[START OF Record set]

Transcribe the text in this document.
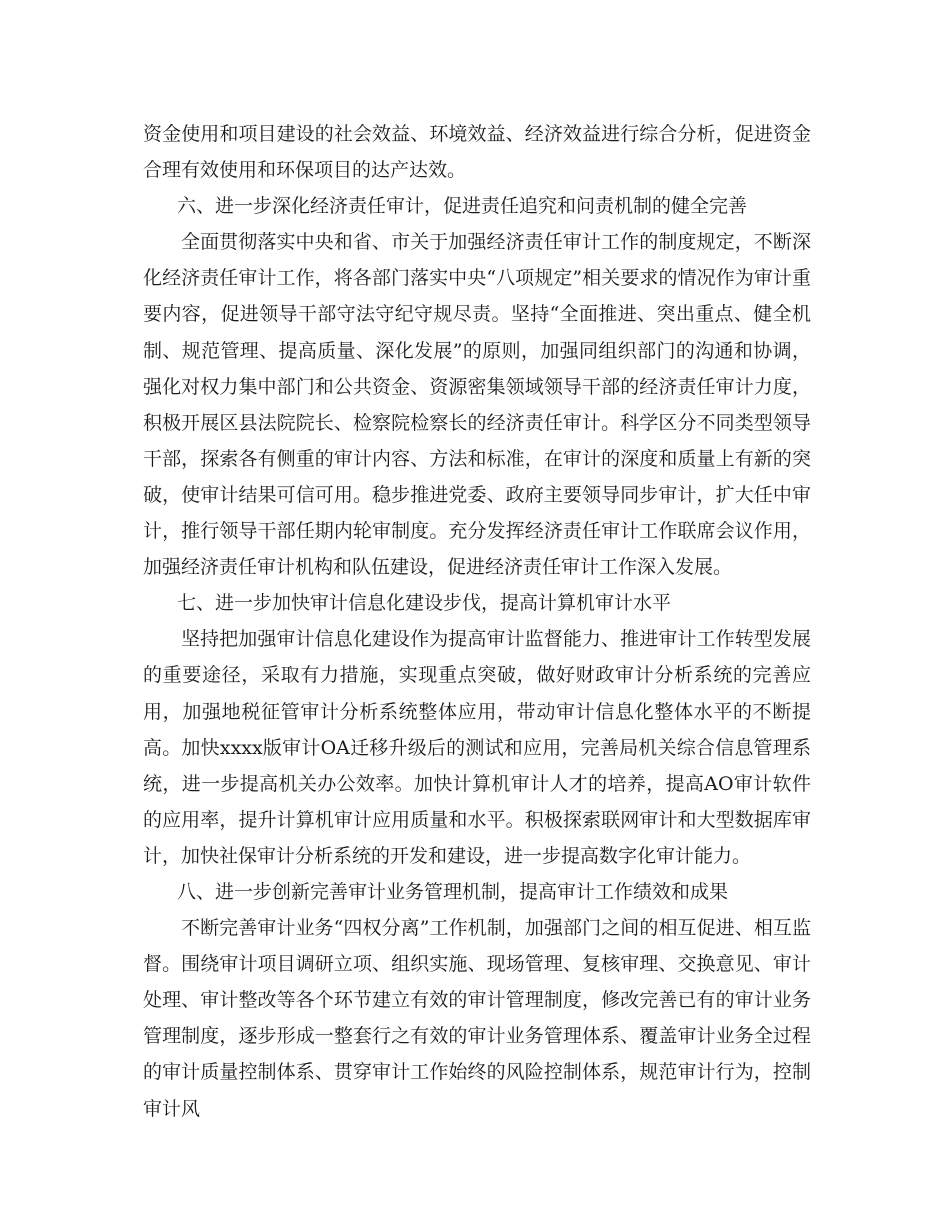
资金使用和项目建设的社会效益、环境效益、经济效益进行综合分析，促进资金合理有效使用和环保项目的达产达效。

六、进一步深化经济责任审计，促进责任追究和问责机制的健全完善

全面贯彻落实中央和省、市关于加强经济责任审计工作的制度规定，不断深化经济责任审计工作，将各部门落实中央“八项规定”相关要求的情况作为审计重要内容，促进领导干部守法守纪守规尽责。坚持“全面推进、突出重点、健全机制、规范管理、提高质量、深化发展”的原则，加强同组织部门的沟通和协调，强化对权力集中部门和公共资金、资源密集领域领导干部的经济责任审计力度，积极开展区县法院院长、检察院检察长的经济责任审计。科学区分不同类型领导干部，探索各有侧重的审计内容、方法和标准，在审计的深度和质量上有新的突破，使审计结果可信可用。稳步推进党委、政府主要领导同步审计，扩大任中审计，推行领导干部任期内轮审制度。充分发挥经济责任审计工作联席会议作用，加强经济责任审计机构和队伍建设，促进经济责任审计工作深入发展。

七、进一步加快审计信息化建设步伐，提高计算机审计水平

坚持把加强审计信息化建设作为提高审计监督能力、推进审计工作转型发展的重要途径，采取有力措施，实现重点突破，做好财政审计分析系统的完善应用，加强地税征管审计分析系统整体应用，带动审计信息化整体水平的不断提高。加快xxxx版审计OA迁移升级后的测试和应用，完善局机关综合信息管理系统，进一步提高机关办公效率。加快计算机审计人才的培养，提高AO审计软件的应用率，提升计算机审计应用质量和水平。积极探索联网审计和大型数据库审计，加快社保审计分析系统的开发和建设，进一步提高数字化审计能力。

八、进一步创新完善审计业务管理机制，提高审计工作绩效和成果

不断完善审计业务“四权分离”工作机制，加强部门之间的相互促进、相互监督。围绕审计项目调研立项、组织实施、现场管理、复核审理、交换意见、审计处理、审计整改等各个环节建立有效的审计管理制度，修改完善已有的审计业务管理制度，逐步形成一整套行之有效的审计业务管理体系、覆盖审计业务全过程的审计质量控制体系、贯穿审计工作始终的风险控制体系，规范审计行为，控制审计风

[END OF Record set]

**Exercise instructions:**
Copy every record above exactly, leaving out the pictures.

**Result:**
Transcribe the text in this document.
资金使用和项目建设的社会效益、环境效益、经济效益进行综合分析，促进资金合理有效使用和环保项目的达产达效。

六、进一步深化经济责任审计，促进责任追究和问责机制的健全完善

全面贯彻落实中央和省、市关于加强经济责任审计工作的制度规定，不断深化经济责任审计工作，将各部门落实中央“八项规定”相关要求的情况作为审计重要内容，促进领导干部守法守纪守规尽责。坚持“全面推进、突出重点、健全机制、规范管理、提高质量、深化发展”的原则，加强同组织部门的沟通和协调，强化对权力集中部门和公共资金、资源密集领域领导干部的经济责任审计力度，积极开展区县法院院长、检察院检察长的经济责任审计。科学区分不同类型领导干部，探索各有侧重的审计内容、方法和标准，在审计的深度和质量上有新的突破，使审计结果可信可用。稳步推进党委、政府主要领导同步审计，扩大任中审计，推行领导干部任期内轮审制度。充分发挥经济责任审计工作联席会议作用，加强经济责任审计机构和队伍建设，促进经济责任审计工作深入发展。

七、进一步加快审计信息化建设步伐，提高计算机审计水平

坚持把加强审计信息化建设作为提高审计监督能力、推进审计工作转型发展的重要途径，采取有力措施，实现重点突破，做好财政审计分析系统的完善应用，加强地税征管审计分析系统整体应用，带动审计信息化整体水平的不断提高。加快xxxx版审计OA迁移升级后的测试和应用，完善局机关综合信息管理系统，进一步提高机关办公效率。加快计算机审计人才的培养，提高AO审计软件的应用率，提升计算机审计应用质量和水平。积极探索联网审计和大型数据库审计，加快社保审计分析系统的开发和建设，进一步提高数字化审计能力。

八、进一步创新完善审计业务管理机制，提高审计工作绩效和成果

不断完善审计业务“四权分离”工作机制，加强部门之间的相互促进、相互监督。围绕审计项目调研立项、组织实施、现场管理、复核审理、交换意见、审计处理、审计整改等各个环节建立有效的审计管理制度，修改完善已有的审计业务管理制度，逐步形成一整套行之有效的审计业务管理体系、覆盖审计业务全过程的审计质量控制体系、贯穿审计工作始终的风险控制体系，规范审计行为，控制审计风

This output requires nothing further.